** Tasks to perform **
**A.** Reproduce word for word the stretch of the Bitzer Mobile article below from "The company offers" through "in a month.".
**B.** Extend the Bitzer Mobile article below, beginning immediately after its last sentence.

** Text shown **

The company offers everything from provisioning to data wipe, but the question remains: How well will it work on legacy systems?
The promise of deploying native applications to mobile devices recently has inspired a number of developers to turn their attention to this challenge. With the small size of mobile device displays, screen scraping is a less than optimum solution. One young company started by a former IBMer believes it has a simple and highly effective solution to address this clearly growing need.
Bitzer Mobile, Inc. of Milpitas, California, announced the release last month of a virtualization solution that allows enterprise applications to run on leading mobile devices including iPhone, BlackBerry, and Android smartphones and is working on versions for Windows Phone 7 and iPad due in a month.
Apart from a straightforward setup, the beauty of the solution is that users can employ the company's—or their own—mobile devices, and it will work equally as well—and will be equally secure.
"Bitzer’s solution will change the way businesses deploy applications on mobile devices," says Ali Ahmed, chief technology officer and founder of Bitzer Mobile and former IBM employee. "Our technology offers a unique solution for enterprises motivated to provide employees and partners with critical information at their fingertips on their personal devices. Our open, standards-based, technology will help CIOs and IT managers quickly prototype, test, develop, deploy and support multi-platform native apps and 'consumerization' using a single solution that was not available until now."
The Bitzer Mobile solution is comprised of the smartphone client, or "virtual container" software (EVC), an integration (Mobile Virtualization) layer (MVL) that runs on the enterprise web server, and the Admin Control Panel that centrally manages all mobile users. The client software is specific to the type of phone or tablet and can be downloaded free by the user from the Bitzer website or the smartphone provider market. The Admin Control Panel gives the IT department access and control over company data on the mobile device. It can provision users, enforce authentication and security policies, and remotely wipe and lock apps. It also records usage statistics and audit logs.
For legacy systems, there are essentially three ways to connect to the Bitzer Mobile enabled smartphone, Ahmed tells MC Press Online. "There are three possibilities we are suggesting for terminal-based applications," Ahmed says. "Number one is if you have access to any sort of APIs. These are legacy systems, so chances are low that they would have any web services access. But if there is access to any APIs that we can invoke to call or get the data and do the transactions, we can use that to create the MVL or the integration layer. Once it gets to the integration layer, we can totally change the representation and provide access to the mobile device.

** Supplied entries **

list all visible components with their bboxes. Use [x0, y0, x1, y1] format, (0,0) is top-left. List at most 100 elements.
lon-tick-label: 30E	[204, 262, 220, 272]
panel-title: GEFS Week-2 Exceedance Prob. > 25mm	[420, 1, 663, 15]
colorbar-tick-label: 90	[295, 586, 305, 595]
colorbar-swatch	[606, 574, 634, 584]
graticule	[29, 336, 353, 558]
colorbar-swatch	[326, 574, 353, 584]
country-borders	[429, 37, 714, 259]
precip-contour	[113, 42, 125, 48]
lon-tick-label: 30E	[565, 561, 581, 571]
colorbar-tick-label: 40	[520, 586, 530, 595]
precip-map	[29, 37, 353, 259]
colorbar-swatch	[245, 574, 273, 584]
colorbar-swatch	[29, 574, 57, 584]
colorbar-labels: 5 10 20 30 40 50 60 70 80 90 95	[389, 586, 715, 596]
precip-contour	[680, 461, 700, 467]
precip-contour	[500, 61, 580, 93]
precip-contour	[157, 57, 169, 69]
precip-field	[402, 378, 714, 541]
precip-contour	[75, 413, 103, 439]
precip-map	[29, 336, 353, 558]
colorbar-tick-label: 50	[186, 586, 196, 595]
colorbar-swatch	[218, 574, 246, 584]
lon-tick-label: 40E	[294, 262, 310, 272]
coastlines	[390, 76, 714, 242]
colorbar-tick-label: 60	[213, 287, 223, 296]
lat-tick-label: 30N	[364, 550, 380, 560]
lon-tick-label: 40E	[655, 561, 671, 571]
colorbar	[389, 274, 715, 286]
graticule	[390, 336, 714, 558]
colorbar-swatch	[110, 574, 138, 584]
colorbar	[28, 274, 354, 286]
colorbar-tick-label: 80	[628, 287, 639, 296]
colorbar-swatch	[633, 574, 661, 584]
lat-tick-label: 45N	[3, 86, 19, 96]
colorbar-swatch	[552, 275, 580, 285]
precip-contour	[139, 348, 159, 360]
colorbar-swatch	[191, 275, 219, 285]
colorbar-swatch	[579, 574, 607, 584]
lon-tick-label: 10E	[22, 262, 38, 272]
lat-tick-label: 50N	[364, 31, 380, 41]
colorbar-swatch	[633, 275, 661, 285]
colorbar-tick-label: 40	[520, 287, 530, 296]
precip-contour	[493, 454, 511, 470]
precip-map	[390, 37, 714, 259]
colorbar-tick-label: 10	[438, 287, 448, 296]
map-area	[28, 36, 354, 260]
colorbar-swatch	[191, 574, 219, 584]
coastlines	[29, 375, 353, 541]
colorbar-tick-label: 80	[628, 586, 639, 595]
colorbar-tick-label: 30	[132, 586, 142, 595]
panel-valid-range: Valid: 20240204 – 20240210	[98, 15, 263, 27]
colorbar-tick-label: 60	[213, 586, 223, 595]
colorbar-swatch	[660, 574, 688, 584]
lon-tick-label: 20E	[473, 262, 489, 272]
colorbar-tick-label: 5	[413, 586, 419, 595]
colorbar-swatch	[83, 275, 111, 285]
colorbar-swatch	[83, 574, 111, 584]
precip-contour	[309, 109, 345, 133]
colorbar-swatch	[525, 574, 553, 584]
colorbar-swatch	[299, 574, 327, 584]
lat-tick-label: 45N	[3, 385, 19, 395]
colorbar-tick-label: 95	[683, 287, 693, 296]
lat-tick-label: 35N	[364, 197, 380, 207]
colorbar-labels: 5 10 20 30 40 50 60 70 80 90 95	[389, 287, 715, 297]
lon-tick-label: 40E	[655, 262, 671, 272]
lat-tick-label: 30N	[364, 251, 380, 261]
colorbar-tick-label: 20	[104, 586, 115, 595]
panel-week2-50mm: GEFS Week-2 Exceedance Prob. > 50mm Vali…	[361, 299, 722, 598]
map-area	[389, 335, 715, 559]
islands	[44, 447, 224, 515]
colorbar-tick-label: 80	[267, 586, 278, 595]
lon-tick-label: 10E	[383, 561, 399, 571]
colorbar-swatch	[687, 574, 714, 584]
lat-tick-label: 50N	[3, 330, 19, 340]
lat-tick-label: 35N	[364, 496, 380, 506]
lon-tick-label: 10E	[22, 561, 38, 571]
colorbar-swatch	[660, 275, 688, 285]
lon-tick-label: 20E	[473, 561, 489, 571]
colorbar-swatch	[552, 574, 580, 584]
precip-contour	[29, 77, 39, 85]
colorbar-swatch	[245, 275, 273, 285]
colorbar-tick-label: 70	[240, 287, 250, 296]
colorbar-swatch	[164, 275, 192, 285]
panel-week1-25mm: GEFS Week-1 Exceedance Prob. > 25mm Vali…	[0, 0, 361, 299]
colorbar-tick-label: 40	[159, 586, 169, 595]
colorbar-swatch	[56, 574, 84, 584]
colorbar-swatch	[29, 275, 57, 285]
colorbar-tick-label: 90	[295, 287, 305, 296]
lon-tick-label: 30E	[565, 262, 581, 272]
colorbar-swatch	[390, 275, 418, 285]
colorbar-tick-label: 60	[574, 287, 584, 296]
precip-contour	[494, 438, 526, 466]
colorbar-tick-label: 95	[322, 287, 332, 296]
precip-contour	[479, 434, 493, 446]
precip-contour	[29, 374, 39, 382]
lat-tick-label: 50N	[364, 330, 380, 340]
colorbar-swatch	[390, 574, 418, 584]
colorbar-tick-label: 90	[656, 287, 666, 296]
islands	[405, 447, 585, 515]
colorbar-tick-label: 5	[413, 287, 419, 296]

...

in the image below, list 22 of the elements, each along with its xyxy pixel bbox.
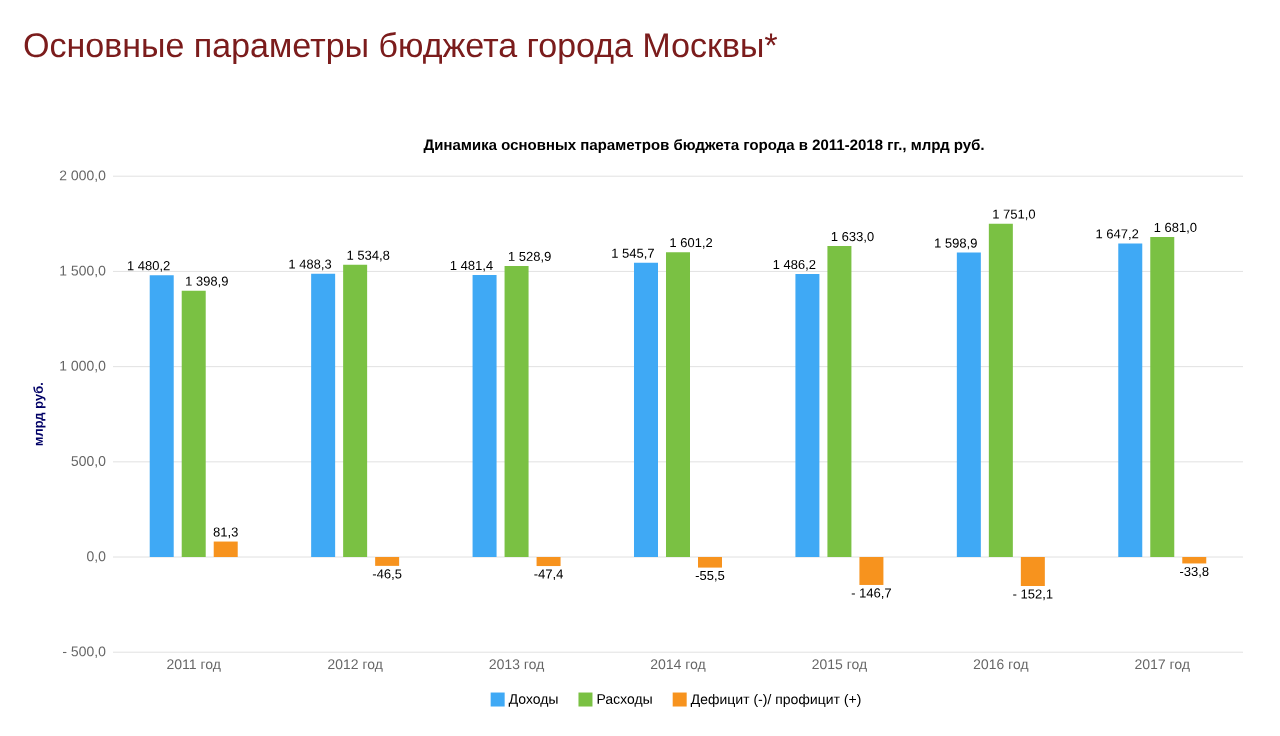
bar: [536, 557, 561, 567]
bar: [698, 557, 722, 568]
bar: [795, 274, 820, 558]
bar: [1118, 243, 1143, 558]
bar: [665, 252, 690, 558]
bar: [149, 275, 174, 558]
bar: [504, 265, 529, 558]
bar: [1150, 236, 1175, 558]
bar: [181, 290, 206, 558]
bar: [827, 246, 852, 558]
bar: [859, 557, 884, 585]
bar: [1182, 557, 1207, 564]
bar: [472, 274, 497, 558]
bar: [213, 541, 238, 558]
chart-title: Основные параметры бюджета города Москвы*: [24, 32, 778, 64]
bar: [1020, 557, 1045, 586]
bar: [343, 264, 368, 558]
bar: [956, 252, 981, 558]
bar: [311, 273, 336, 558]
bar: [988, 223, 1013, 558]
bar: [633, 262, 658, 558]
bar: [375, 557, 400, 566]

** Answers given **
**A.**
The company offers everything from provisioning to data wipe, but the question remains: How well will it work on legacy systems?
The promise of deploying native applications to mobile devices recently has inspired a number of developers to turn their attention to this challenge. With the small size of mobile device displays, screen scraping is a less than optimum solution. One young company started by a former IBMer believes it has a simple and highly effective solution to address this clearly growing need.
Bitzer Mobile, Inc. of Milpitas, California, announced the release last month of a virtualization solution that allows enterprise applications to run on leading mobile devices including iPhone, BlackBerry, and Android smartphones and is working on versions for Windows Phone 7 and iPad due in a month.

**B.**
"Second would be if you have access to the data store itself—drivers to which we can directly connect to the data store, such as ODBC. We generally discourage that because then you have to recode the business logic, but in some cases that's the only option.
"The third would be screen scraping and get the data into a web application and from there, we can change the representation. So the goal is to get it to an MVL, or a web-based interface, and from there it's really straightforward to get it to the device.
Ahmed says Bitzer has started to write the application-specific APIs for the mobile virtualization layer for many major ERP applications such as JD Edwards and SAP, though oftentimes each implementation is customized. He says it currently takes about a day for an HTML programmer to customize an API. The company is currently writing new APIs for strategic customers, but the plan is for developers to use its tools to write their own. The company has issued a specification to that end and has online tutorials describing how to accomplish it. Bitzer plans to release an SDK design studio in the near future that makes creating a new API a simple matter of drag-and-drop.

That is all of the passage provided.